# start of Article

The level of information written to the log file (set debug).

Default batch request queue
 

The queue to which requests are submitted if the user does not specify a queue (set [no_]default batch_request queue).

Default destination retry time
 

The maximum time that NQS tries to send a request to a pipe queue (set default destination_retry time).

Default destination retry wait
 

The interval between successive attempts to retry sending a request (set default destination_retry wait).

Default return of request's job log
 

Determines whether the default action is to send a job log to users when the request is complete (set default job log on/off).

Global batch group run-limit
 

The maximum number of batch requests that all users of a group can run concurrently (†set global group_limit).

# end of Article
# start of Data shown

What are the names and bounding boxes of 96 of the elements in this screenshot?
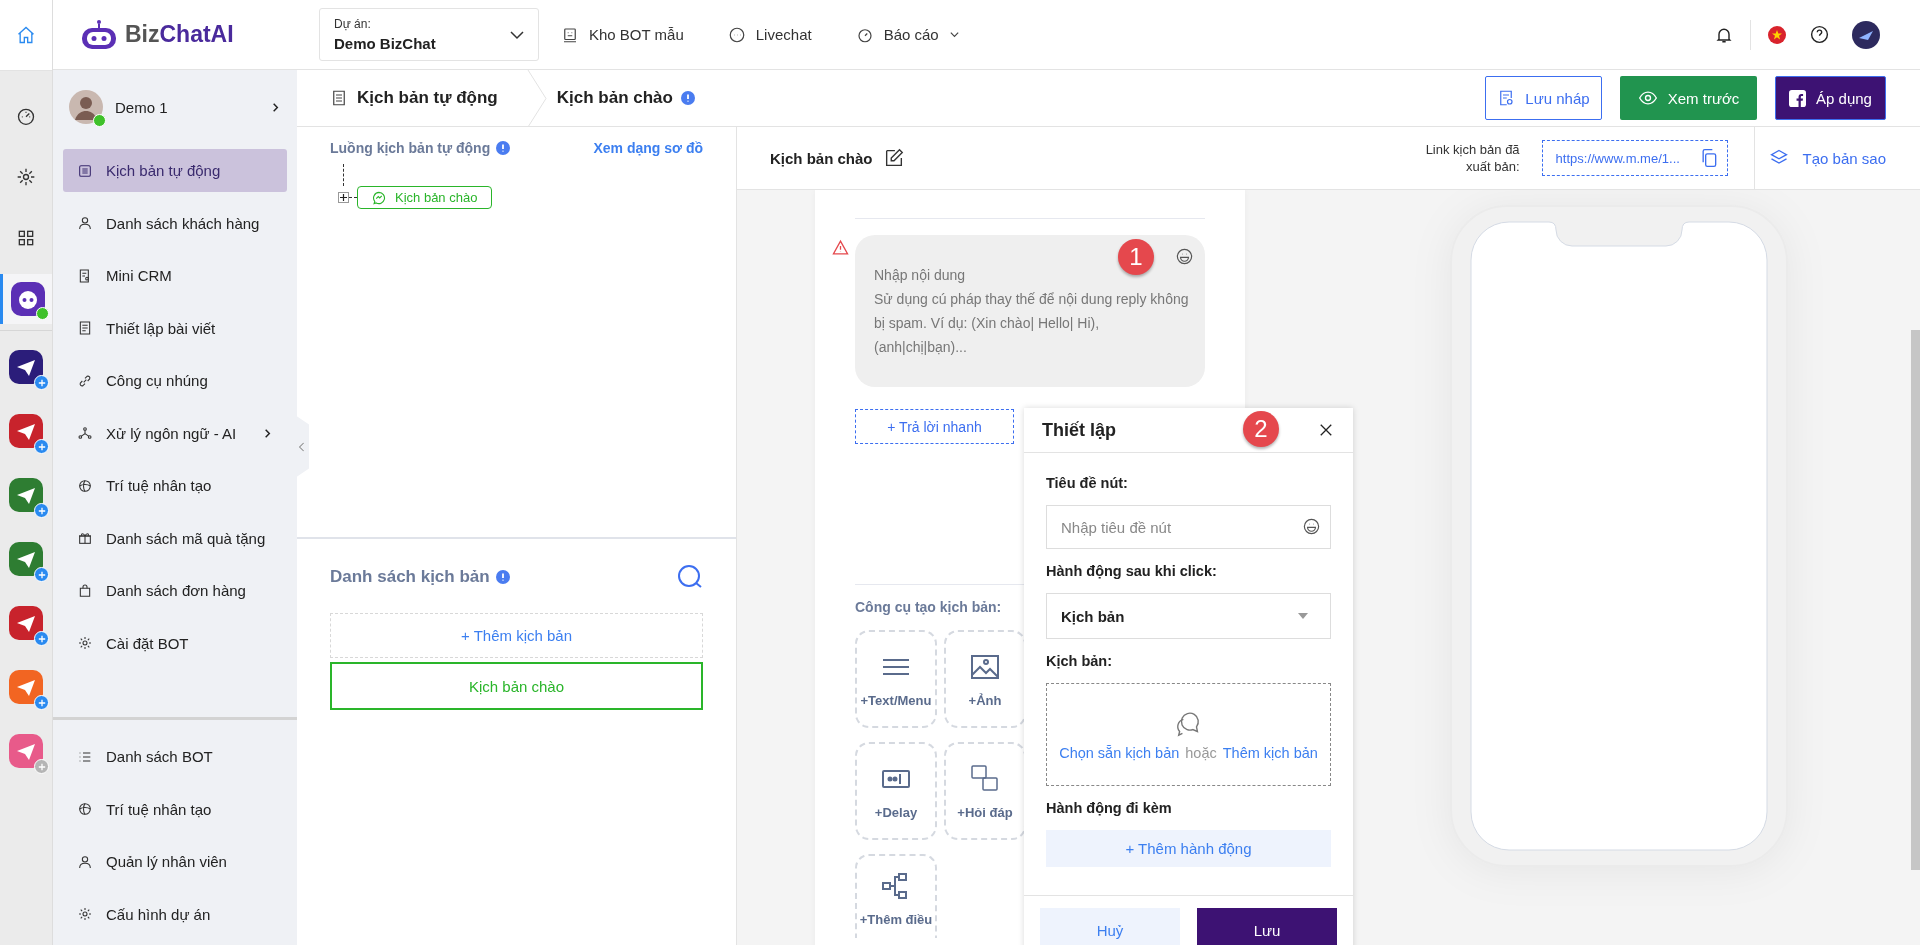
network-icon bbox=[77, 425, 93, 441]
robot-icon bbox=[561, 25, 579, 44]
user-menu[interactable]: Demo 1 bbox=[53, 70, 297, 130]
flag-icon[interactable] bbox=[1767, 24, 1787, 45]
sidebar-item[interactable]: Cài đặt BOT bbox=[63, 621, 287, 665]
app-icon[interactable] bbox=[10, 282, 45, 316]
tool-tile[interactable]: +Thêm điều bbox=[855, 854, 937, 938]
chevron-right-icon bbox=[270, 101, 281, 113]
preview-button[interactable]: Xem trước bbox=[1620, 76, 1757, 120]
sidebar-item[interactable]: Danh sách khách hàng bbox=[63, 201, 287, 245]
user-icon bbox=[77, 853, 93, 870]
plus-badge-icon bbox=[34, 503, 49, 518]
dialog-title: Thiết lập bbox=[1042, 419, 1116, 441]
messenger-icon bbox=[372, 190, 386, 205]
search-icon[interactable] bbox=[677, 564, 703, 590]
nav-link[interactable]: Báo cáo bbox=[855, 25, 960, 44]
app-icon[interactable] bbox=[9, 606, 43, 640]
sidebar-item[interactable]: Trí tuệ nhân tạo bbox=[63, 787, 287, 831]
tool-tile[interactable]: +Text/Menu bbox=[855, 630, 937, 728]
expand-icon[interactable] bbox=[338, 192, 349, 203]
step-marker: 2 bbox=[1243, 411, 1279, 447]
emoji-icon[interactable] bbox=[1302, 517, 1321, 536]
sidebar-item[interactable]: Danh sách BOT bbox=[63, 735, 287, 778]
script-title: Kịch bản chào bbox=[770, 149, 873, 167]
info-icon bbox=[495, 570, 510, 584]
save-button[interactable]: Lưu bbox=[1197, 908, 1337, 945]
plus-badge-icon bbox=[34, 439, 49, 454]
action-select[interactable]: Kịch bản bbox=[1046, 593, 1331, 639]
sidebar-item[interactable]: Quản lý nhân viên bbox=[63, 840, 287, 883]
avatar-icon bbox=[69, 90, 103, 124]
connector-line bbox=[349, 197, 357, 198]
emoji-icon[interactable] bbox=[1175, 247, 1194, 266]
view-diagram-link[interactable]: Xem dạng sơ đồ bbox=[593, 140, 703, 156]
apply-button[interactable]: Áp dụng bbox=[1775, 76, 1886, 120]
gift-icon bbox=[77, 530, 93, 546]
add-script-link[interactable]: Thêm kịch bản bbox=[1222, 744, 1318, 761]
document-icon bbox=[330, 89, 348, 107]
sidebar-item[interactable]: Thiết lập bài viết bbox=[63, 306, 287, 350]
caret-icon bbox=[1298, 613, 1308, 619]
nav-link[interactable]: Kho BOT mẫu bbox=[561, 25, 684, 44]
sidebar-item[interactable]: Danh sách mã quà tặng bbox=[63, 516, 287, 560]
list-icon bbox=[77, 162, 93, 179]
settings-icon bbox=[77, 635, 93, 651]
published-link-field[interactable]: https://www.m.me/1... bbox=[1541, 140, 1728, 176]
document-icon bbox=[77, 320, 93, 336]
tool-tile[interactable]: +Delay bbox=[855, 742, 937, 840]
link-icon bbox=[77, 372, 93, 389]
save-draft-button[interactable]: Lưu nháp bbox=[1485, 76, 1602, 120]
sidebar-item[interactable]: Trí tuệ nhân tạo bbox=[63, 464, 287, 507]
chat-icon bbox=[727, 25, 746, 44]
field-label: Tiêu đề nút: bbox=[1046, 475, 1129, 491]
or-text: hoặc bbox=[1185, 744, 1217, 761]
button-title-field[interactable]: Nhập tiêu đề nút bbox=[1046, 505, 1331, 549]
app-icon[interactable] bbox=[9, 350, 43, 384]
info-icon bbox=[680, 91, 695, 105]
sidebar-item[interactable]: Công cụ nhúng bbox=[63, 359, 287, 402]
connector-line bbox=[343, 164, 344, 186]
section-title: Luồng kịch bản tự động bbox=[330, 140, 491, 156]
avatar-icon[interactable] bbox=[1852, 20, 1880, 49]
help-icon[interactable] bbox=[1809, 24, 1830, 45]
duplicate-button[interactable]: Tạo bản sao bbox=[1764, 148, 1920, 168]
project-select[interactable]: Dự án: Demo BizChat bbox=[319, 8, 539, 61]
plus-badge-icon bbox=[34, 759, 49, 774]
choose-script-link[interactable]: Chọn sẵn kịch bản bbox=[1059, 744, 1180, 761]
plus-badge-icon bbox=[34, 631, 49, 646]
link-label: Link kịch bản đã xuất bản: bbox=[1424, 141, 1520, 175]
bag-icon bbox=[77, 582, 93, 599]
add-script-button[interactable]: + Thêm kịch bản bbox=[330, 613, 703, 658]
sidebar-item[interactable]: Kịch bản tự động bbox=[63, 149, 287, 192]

# end of Data shown

**What needs to be done**
In the NQS settings text, shorten the paragraph starting "Determines whether the default action" to one brief sentence that keeps its command.

**Solution**
Sets whether users are sent a job log by default when their request completes (set default job log on/off).